WHAT TO WORK ON. Output the material word for word. Leave each picture out.

RECORD LIST.

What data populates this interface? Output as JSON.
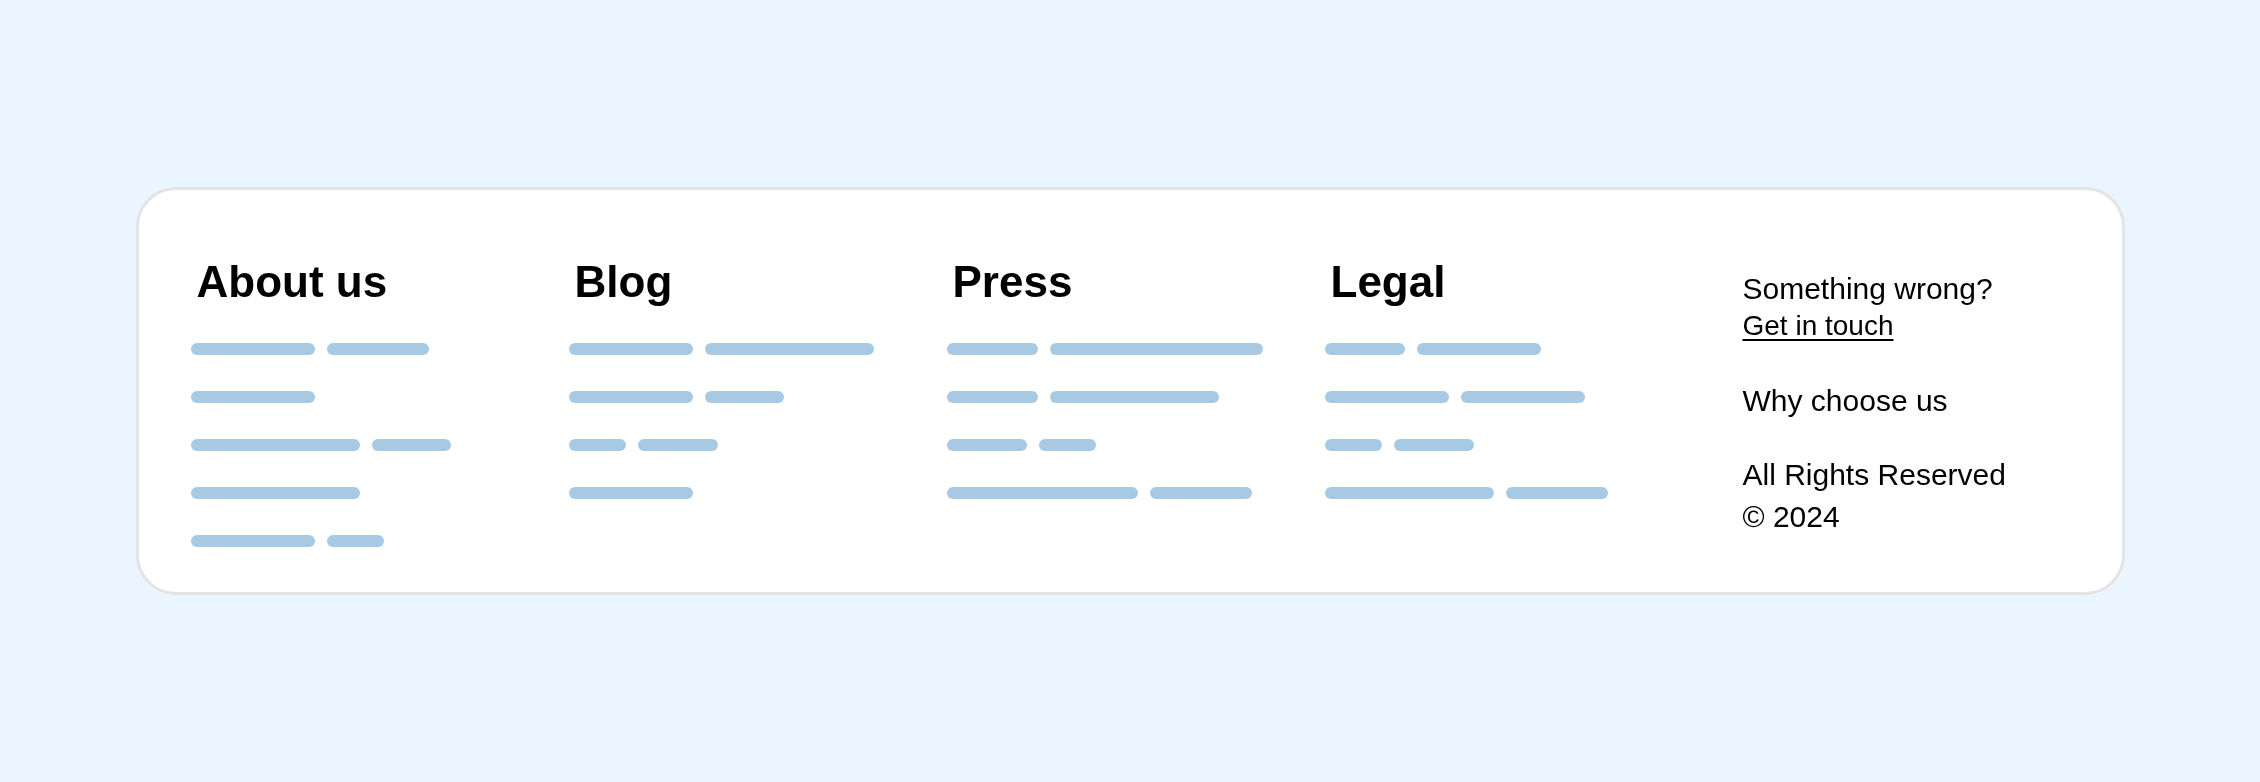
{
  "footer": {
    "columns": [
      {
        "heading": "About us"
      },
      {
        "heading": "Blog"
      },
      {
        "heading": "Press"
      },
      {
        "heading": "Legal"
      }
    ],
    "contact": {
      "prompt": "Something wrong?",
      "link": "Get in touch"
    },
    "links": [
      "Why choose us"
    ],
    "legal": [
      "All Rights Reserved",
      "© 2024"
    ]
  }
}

CORRECT ANSWER.
What data populates this interface? Output as JSON.
{
  "footer": {
    "columns": [
      {
        "heading": "About us"
      },
      {
        "heading": "Blog"
      },
      {
        "heading": "Press"
      },
      {
        "heading": "Legal"
      }
    ],
    "contact": {
      "prompt": "Something wrong?",
      "link": "Get in touch"
    },
    "links": [
      "Why choose us"
    ],
    "legal": [
      "All Rights Reserved",
      "© 2024"
    ]
  }
}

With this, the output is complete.